Objective: Every record below should be printed exactly as given.

Dataset items:
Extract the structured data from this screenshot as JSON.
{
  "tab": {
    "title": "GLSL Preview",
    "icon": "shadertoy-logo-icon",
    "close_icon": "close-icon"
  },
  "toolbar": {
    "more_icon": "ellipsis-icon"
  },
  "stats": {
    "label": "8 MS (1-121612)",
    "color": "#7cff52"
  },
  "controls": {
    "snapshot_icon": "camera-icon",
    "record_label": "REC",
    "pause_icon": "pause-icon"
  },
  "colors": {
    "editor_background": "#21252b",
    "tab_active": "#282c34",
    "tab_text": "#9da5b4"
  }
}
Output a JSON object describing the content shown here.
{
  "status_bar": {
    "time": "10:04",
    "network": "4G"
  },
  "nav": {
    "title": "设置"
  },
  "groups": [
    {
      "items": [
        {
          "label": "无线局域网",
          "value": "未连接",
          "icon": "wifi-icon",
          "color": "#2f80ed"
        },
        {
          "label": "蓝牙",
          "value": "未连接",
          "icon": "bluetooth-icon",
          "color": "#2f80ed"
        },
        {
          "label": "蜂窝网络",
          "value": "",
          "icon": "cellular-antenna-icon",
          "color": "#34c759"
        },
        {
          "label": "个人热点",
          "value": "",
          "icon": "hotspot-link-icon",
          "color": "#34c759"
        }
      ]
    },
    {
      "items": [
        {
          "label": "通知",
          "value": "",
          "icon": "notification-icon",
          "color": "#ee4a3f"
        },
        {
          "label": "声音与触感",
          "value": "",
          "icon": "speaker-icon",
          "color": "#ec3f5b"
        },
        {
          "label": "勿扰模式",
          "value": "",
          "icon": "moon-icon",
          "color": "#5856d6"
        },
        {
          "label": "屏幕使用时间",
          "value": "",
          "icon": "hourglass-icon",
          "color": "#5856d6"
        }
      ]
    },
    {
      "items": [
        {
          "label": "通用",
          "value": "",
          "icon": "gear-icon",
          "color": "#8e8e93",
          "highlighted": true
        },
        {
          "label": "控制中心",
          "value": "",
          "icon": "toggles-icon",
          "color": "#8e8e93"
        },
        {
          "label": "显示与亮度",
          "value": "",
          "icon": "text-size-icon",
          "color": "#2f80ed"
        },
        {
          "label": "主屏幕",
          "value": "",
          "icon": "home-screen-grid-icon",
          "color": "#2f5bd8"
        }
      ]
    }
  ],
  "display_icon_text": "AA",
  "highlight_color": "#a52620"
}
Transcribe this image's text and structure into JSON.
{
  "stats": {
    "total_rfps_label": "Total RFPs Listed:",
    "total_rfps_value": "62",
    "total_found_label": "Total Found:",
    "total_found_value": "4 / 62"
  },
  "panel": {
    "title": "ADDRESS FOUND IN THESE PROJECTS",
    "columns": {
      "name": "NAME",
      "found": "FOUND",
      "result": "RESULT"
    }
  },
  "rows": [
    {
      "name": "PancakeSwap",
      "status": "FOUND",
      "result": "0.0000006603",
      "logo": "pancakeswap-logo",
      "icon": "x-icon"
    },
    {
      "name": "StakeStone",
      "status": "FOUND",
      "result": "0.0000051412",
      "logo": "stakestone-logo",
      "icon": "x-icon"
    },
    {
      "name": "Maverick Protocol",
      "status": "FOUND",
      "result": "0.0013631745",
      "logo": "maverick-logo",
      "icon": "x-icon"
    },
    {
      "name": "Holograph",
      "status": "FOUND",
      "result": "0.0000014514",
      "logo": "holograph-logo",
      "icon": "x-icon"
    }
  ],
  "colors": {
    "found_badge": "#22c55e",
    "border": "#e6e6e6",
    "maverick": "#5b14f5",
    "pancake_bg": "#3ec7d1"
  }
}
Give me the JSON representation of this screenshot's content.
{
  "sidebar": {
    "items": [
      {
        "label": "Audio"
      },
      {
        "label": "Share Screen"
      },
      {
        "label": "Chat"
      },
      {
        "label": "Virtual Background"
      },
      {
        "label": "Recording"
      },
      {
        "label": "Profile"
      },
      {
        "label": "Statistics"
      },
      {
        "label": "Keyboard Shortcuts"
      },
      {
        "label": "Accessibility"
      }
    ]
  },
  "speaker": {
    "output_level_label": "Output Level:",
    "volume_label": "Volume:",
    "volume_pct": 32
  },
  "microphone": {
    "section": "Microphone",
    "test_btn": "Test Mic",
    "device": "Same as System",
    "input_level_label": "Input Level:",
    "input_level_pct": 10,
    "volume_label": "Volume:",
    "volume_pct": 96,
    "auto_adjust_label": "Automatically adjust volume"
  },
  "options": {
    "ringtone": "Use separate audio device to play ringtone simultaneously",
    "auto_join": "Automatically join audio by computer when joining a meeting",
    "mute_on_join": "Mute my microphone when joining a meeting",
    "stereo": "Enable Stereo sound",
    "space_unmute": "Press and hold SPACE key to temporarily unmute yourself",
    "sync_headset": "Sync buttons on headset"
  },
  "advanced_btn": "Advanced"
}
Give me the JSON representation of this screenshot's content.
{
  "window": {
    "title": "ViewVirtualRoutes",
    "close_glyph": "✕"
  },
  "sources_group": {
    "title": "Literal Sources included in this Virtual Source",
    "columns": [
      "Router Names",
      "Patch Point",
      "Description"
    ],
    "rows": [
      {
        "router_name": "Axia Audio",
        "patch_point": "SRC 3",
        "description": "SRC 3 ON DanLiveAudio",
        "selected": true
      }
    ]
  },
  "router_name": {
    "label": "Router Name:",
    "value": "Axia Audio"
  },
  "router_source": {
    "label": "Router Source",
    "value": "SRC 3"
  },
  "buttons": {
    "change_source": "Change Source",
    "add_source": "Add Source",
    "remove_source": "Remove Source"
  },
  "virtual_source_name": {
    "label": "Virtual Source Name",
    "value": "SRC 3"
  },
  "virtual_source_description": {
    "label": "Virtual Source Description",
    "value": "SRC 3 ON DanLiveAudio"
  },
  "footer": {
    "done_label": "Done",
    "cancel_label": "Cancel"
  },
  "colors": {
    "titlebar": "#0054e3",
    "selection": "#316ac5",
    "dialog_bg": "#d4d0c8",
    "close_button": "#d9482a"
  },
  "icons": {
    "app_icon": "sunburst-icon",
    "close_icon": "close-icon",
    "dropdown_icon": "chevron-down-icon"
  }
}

Reply to the task:
Extract the structured data from this screenshot as JSON.
{
  "tab": {
    "title": "GLSL Preview",
    "icon": "shadertoy-logo-icon",
    "close_icon": "close-icon"
  },
  "toolbar": {
    "more_icon": "ellipsis-icon"
  },
  "stats": {
    "label": "8 MS (1-121612)",
    "color": "#7cff52"
  },
  "controls": {
    "snapshot_icon": "camera-icon",
    "record_label": "REC",
    "pause_icon": "pause-icon"
  },
  "colors": {
    "editor_background": "#21252b",
    "tab_active": "#282c34",
    "tab_text": "#9da5b4"
  }
}
Output a JSON object describing the content shown here.
{
  "status_bar": {
    "time": "10:04",
    "network": "4G"
  },
  "nav": {
    "title": "设置"
  },
  "groups": [
    {
      "items": [
        {
          "label": "无线局域网",
          "value": "未连接",
          "icon": "wifi-icon",
          "color": "#2f80ed"
        },
        {
          "label": "蓝牙",
          "value": "未连接",
          "icon": "bluetooth-icon",
          "color": "#2f80ed"
        },
        {
          "label": "蜂窝网络",
          "value": "",
          "icon": "cellular-antenna-icon",
          "color": "#34c759"
        },
        {
          "label": "个人热点",
          "value": "",
          "icon": "hotspot-link-icon",
          "color": "#34c759"
        }
      ]
    },
    {
      "items": [
        {
          "label": "通知",
          "value": "",
          "icon": "notification-icon",
          "color": "#ee4a3f"
        },
        {
          "label": "声音与触感",
          "value": "",
          "icon": "speaker-icon",
          "color": "#ec3f5b"
        },
        {
          "label": "勿扰模式",
          "value": "",
          "icon": "moon-icon",
          "color": "#5856d6"
        },
        {
          "label": "屏幕使用时间",
          "value": "",
          "icon": "hourglass-icon",
          "color": "#5856d6"
        }
      ]
    },
    {
      "items": [
        {
          "label": "通用",
          "value": "",
          "icon": "gear-icon",
          "color": "#8e8e93",
          "highlighted": true
        },
        {
          "label": "控制中心",
          "value": "",
          "icon": "toggles-icon",
          "color": "#8e8e93"
        },
        {
          "label": "显示与亮度",
          "value": "",
          "icon": "text-size-icon",
          "color": "#2f80ed"
        },
        {
          "label": "主屏幕",
          "value": "",
          "icon": "home-screen-grid-icon",
          "color": "#2f5bd8"
        }
      ]
    }
  ],
  "display_icon_text": "AA",
  "highlight_color": "#a52620"
}
Transcribe this image's text and structure into JSON.
{
  "stats": {
    "total_rfps_label": "Total RFPs Listed:",
    "total_rfps_value": "62",
    "total_found_label": "Total Found:",
    "total_found_value": "4 / 62"
  },
  "panel": {
    "title": "ADDRESS FOUND IN THESE PROJECTS",
    "columns": {
      "name": "NAME",
      "found": "FOUND",
      "result": "RESULT"
    }
  },
  "rows": [
    {
      "name": "PancakeSwap",
      "status": "FOUND",
      "result": "0.0000006603",
      "logo": "pancakeswap-logo",
      "icon": "x-icon"
    },
    {
      "name": "StakeStone",
      "status": "FOUND",
      "result": "0.0000051412",
      "logo": "stakestone-logo",
      "icon": "x-icon"
    },
    {
      "name": "Maverick Protocol",
      "status": "FOUND",
      "result": "0.0013631745",
      "logo": "maverick-logo",
      "icon": "x-icon"
    },
    {
      "name": "Holograph",
      "status": "FOUND",
      "result": "0.0000014514",
      "logo": "holograph-logo",
      "icon": "x-icon"
    }
  ],
  "colors": {
    "found_badge": "#22c55e",
    "border": "#e6e6e6",
    "maverick": "#5b14f5",
    "pancake_bg": "#3ec7d1"
  }
}
Give me the JSON representation of this screenshot's content.
{
  "sidebar": {
    "items": [
      {
        "label": "Audio"
      },
      {
        "label": "Share Screen"
      },
      {
        "label": "Chat"
      },
      {
        "label": "Virtual Background"
      },
      {
        "label": "Recording"
      },
      {
        "label": "Profile"
      },
      {
        "label": "Statistics"
      },
      {
        "label": "Keyboard Shortcuts"
      },
      {
        "label": "Accessibility"
      }
    ]
  },
  "speaker": {
    "output_level_label": "Output Level:",
    "volume_label": "Volume:",
    "volume_pct": 32
  },
  "microphone": {
    "section": "Microphone",
    "test_btn": "Test Mic",
    "device": "Same as System",
    "input_level_label": "Input Level:",
    "input_level_pct": 10,
    "volume_label": "Volume:",
    "volume_pct": 96,
    "auto_adjust_label": "Automatically adjust volume"
  },
  "options": {
    "ringtone": "Use separate audio device to play ringtone simultaneously",
    "auto_join": "Automatically join audio by computer when joining a meeting",
    "mute_on_join": "Mute my microphone when joining a meeting",
    "stereo": "Enable Stereo sound",
    "space_unmute": "Press and hold SPACE key to temporarily unmute yourself",
    "sync_headset": "Sync buttons on headset"
  },
  "advanced_btn": "Advanced"
}
Give me the JSON representation of this screenshot's content.
{
  "window": {
    "title": "ViewVirtualRoutes",
    "close_glyph": "✕"
  },
  "sources_group": {
    "title": "Literal Sources included in this Virtual Source",
    "columns": [
      "Router Names",
      "Patch Point",
      "Description"
    ],
    "rows": [
      {
        "router_name": "Axia Audio",
        "patch_point": "SRC 3",
        "description": "SRC 3 ON DanLiveAudio",
        "selected": true
      }
    ]
  },
  "router_name": {
    "label": "Router Name:",
    "value": "Axia Audio"
  },
  "router_source": {
    "label": "Router Source",
    "value": "SRC 3"
  },
  "buttons": {
    "change_source": "Change Source",
    "add_source": "Add Source",
    "remove_source": "Remove Source"
  },
  "virtual_source_name": {
    "label": "Virtual Source Name",
    "value": "SRC 3"
  },
  "virtual_source_description": {
    "label": "Virtual Source Description",
    "value": "SRC 3 ON DanLiveAudio"
  },
  "footer": {
    "done_label": "Done",
    "cancel_label": "Cancel"
  },
  "colors": {
    "titlebar": "#0054e3",
    "selection": "#316ac5",
    "dialog_bg": "#d4d0c8",
    "close_button": "#d9482a"
  },
  "icons": {
    "app_icon": "sunburst-icon",
    "close_icon": "close-icon",
    "dropdown_icon": "chevron-down-icon"
  }
}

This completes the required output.